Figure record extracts
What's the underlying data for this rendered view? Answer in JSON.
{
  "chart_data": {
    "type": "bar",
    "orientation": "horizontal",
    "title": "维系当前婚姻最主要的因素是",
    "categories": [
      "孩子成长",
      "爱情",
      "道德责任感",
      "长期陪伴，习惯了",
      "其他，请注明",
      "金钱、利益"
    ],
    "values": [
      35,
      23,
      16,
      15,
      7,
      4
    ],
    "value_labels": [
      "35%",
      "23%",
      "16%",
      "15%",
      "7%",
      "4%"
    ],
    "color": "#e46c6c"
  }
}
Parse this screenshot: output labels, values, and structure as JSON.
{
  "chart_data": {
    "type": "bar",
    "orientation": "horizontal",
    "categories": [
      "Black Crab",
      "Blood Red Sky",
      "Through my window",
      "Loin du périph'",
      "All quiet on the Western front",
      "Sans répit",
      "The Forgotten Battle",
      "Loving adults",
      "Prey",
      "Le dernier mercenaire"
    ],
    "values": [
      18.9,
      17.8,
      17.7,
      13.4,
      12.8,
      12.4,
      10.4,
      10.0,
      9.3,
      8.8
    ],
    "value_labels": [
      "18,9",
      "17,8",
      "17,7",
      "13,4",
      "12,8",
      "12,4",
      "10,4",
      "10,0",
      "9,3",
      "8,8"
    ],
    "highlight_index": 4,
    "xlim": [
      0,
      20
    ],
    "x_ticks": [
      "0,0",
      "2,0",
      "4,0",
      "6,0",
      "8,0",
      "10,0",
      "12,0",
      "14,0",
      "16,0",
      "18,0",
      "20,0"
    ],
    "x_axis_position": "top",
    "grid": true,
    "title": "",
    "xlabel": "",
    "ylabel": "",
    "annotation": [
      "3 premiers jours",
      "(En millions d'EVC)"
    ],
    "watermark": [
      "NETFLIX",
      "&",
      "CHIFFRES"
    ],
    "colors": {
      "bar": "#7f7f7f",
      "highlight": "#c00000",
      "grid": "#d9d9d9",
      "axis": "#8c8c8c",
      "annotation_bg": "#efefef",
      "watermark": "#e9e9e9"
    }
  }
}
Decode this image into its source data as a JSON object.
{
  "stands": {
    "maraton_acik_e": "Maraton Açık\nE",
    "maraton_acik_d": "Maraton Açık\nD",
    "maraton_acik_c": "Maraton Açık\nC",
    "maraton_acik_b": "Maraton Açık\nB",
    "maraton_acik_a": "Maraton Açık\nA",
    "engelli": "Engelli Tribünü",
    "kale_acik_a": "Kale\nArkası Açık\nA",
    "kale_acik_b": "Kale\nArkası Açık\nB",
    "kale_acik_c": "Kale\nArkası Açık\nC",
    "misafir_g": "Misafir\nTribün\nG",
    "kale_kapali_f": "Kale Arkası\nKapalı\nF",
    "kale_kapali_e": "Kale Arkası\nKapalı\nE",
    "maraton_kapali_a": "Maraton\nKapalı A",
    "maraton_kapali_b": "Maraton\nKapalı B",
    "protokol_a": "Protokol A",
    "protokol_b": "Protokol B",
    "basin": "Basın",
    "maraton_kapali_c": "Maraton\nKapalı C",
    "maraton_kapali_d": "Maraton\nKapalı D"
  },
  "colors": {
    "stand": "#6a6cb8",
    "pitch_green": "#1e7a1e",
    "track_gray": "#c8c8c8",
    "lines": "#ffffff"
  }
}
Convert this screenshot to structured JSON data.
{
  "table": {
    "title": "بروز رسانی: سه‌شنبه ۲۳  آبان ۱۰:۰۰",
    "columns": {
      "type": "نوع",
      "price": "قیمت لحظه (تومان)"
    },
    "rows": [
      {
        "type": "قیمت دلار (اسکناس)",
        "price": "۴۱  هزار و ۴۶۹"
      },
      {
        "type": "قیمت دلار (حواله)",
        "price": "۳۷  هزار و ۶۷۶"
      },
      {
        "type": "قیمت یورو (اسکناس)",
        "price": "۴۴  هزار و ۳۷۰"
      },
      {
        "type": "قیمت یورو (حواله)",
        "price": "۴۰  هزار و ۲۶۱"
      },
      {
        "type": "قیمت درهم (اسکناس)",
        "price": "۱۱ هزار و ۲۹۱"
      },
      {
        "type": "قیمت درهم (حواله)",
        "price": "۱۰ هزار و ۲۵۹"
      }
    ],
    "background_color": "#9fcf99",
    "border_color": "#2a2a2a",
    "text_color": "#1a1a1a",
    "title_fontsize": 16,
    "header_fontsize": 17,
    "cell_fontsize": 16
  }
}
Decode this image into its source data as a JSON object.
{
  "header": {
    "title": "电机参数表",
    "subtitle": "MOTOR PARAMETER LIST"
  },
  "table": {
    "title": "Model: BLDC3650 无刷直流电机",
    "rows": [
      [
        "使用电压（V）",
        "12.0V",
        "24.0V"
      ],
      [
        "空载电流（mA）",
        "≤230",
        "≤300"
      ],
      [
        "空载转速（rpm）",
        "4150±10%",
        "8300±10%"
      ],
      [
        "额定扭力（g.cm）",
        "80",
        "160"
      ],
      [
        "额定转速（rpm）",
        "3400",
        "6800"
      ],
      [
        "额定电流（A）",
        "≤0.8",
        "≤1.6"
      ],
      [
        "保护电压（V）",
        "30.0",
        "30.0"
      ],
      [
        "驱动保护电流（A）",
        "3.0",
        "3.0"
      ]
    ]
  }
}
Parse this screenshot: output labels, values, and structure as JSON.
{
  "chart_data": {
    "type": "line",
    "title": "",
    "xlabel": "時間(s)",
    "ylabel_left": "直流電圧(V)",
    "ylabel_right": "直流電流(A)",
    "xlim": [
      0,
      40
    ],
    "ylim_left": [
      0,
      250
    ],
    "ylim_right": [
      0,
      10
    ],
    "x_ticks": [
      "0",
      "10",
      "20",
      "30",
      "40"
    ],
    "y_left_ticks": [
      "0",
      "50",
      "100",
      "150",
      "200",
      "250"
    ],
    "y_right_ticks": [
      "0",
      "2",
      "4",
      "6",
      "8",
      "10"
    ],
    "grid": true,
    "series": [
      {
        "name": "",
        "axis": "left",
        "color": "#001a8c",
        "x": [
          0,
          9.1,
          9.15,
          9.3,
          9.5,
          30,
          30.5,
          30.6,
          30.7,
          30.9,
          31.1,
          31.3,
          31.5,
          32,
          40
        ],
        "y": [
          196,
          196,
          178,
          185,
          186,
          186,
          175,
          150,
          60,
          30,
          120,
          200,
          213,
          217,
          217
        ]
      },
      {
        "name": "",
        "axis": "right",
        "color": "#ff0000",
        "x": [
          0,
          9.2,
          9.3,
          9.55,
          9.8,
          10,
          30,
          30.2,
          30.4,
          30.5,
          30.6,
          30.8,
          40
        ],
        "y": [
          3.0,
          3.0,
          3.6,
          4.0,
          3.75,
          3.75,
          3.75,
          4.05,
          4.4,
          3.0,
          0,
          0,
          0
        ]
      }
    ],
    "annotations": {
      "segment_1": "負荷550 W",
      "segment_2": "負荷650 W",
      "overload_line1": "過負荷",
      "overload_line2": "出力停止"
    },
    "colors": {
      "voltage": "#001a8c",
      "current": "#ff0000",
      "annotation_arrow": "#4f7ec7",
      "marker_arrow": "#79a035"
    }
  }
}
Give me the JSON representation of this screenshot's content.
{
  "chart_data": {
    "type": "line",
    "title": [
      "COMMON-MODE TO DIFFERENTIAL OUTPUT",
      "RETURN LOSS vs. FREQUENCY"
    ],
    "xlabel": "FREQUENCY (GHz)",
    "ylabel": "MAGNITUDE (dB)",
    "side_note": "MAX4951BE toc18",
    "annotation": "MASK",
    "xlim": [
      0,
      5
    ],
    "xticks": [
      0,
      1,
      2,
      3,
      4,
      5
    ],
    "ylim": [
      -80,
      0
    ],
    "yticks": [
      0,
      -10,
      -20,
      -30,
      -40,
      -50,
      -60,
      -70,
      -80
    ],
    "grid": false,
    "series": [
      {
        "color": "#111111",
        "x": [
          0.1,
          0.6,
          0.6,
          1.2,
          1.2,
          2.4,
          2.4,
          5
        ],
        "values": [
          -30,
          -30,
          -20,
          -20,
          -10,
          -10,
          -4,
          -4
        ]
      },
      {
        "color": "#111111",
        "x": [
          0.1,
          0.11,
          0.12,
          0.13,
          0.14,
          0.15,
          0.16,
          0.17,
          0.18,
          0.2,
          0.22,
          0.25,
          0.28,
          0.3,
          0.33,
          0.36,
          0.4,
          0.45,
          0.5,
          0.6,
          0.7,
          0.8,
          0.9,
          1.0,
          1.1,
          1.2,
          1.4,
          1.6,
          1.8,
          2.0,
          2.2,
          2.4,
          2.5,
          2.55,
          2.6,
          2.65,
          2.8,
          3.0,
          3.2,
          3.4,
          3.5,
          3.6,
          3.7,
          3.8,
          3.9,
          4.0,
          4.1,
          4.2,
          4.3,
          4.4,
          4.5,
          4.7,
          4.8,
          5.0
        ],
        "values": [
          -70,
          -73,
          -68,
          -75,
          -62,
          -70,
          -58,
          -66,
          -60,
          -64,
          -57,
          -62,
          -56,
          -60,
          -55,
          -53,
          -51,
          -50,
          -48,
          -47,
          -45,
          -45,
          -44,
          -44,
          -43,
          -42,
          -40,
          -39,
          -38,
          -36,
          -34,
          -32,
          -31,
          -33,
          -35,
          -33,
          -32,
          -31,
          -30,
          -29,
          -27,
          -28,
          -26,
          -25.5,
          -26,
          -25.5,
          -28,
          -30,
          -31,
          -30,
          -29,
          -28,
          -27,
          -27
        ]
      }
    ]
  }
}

**Task instructions:**
How many lines in the records above contain the word "grid"? Reply with the number and nothing more.

**Solution for this exercise:**
4